Document excerpt
·····

Leimert Park in the early 90s was a unique place to be. South Central LA: the birthplace of west-coast hip-hop, jam centre for the now middle-aged instrumentalists of spiritual jazz, historical home to Ray Charles and Ella Fitzgerald, the outskirts of so-called Black Beverly Hills. An area also recently infamous for its street crime and gang affiliations, it was here that young saxophonist Kamasi Washington first became versed in jazz.

At the age of 11, he was taken by his jazz musician father Rickey to see acts in the many clubs dotted around the area’s backstreets: artists such as saxophonist Pharoah Sanders at the 100-capacity World Stage club and pianist Horace Tapscott, who would perform with his Pan-Afrikan Peoples Arkestra. Tapscott’s work was particularly influential for Washington. He viewed the music he played not as spiritual jazz, nor even jazz, but simply “black music”, and pioneered the use of spoken-word artists who would chant sociopolitically charged lyrics over his compositions. On Why Don’t You Listen?, vocalist Dwight Trible lists jazz musicians from Billie Holiday to Duke Ellington to Dizzy Gillespie, interspersed with the titular refrain. Tapscott felt his work had a responsibility to its history and an ultimate emphasis on imparting this culture to younger generations. In his hands, this lineage would never die.

·····

Rows
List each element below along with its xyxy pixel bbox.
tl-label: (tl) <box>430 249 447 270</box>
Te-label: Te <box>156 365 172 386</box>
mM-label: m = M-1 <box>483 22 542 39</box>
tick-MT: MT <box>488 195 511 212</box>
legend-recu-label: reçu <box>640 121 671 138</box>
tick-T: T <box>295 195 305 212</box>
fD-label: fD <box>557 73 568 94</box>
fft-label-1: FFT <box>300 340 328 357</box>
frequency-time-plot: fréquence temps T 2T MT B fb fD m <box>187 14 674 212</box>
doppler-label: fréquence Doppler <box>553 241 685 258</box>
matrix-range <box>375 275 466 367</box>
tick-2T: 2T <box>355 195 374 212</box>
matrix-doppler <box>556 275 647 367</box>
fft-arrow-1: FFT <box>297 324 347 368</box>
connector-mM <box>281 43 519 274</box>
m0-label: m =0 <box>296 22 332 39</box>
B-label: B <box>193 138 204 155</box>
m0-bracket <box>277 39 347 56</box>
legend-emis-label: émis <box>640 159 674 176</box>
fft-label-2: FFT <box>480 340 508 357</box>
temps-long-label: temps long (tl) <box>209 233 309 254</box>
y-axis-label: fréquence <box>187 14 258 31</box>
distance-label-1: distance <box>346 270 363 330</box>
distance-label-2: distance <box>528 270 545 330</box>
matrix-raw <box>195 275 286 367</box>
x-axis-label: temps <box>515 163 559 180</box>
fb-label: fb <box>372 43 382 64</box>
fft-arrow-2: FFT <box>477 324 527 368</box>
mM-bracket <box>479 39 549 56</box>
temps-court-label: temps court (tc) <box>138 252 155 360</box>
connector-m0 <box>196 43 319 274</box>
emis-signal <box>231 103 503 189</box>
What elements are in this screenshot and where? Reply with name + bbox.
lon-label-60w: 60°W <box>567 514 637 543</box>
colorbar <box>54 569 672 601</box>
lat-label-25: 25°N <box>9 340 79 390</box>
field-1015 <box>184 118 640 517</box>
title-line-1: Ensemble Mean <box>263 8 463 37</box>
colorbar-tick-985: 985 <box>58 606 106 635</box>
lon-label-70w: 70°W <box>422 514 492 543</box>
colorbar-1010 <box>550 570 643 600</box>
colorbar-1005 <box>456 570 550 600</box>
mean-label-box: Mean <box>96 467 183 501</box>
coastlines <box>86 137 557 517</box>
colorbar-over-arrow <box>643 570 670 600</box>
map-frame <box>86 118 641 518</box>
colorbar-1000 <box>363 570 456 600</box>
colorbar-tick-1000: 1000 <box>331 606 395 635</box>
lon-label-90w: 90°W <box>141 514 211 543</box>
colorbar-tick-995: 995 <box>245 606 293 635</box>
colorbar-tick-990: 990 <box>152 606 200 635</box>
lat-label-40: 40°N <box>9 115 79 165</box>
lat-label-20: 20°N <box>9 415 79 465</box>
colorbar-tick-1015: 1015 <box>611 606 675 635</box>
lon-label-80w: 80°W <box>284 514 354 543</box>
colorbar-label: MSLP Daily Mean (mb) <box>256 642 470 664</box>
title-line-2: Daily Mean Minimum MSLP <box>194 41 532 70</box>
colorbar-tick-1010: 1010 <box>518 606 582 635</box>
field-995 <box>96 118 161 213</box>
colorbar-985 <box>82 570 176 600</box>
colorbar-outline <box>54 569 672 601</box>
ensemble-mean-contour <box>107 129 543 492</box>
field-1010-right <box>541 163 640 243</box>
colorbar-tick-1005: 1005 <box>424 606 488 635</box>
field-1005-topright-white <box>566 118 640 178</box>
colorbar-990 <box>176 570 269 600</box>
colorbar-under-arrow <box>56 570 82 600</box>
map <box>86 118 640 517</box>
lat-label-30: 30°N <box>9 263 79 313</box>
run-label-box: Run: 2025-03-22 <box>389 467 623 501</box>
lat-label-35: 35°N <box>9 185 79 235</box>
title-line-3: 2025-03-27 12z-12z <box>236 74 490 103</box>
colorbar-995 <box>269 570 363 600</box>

·····

Jobs
(a) For each statement, say whether the passage on Kamasi Washington supports it (yes or no), and quote the words that decide it: (i) Washington was 11 when his father took him to see acts in the area's clubs; (ii) Pharoah Sanders is described as a pianist; (iii) Dwight Trible is the vocalist on Why Don't You Listen?
(b) Copy the passage on Kamasi Washington from "Leimert Park in" to "versed in jazz.", substituting "Crenshaw" for "Leimert Park".
(c) List every jazz musician that Dwight Trible names in the passage on Kamasi Washington.
Rely only on the passage on Kamasi Washington.

Answers for this exercise
(a)
(i) Yes: "At the age of 11, he was taken by his jazz musician father Rickey to see acts in the many clubs dotted around the area’s backstreets"
(ii) No: "saxophonist Pharoah Sanders"
(iii) Yes: "On Why Don’t You Listen?, vocalist Dwight Trible"

(b)
Crenshaw in the early 90s was a unique place to be. South Central LA: the birthplace of west-coast hip-hop, jam centre for the now middle-aged instrumentalists of spiritual jazz, historical home to Ray Charles and Ella Fitzgerald, the outskirts of so-called Black Beverly Hills. An area also recently infamous for its street crime and gang affiliations, it was here that young saxophonist Kamasi Washington first became versed in jazz.

(c) Billie Holiday, Duke Ellington, Dizzy Gillespie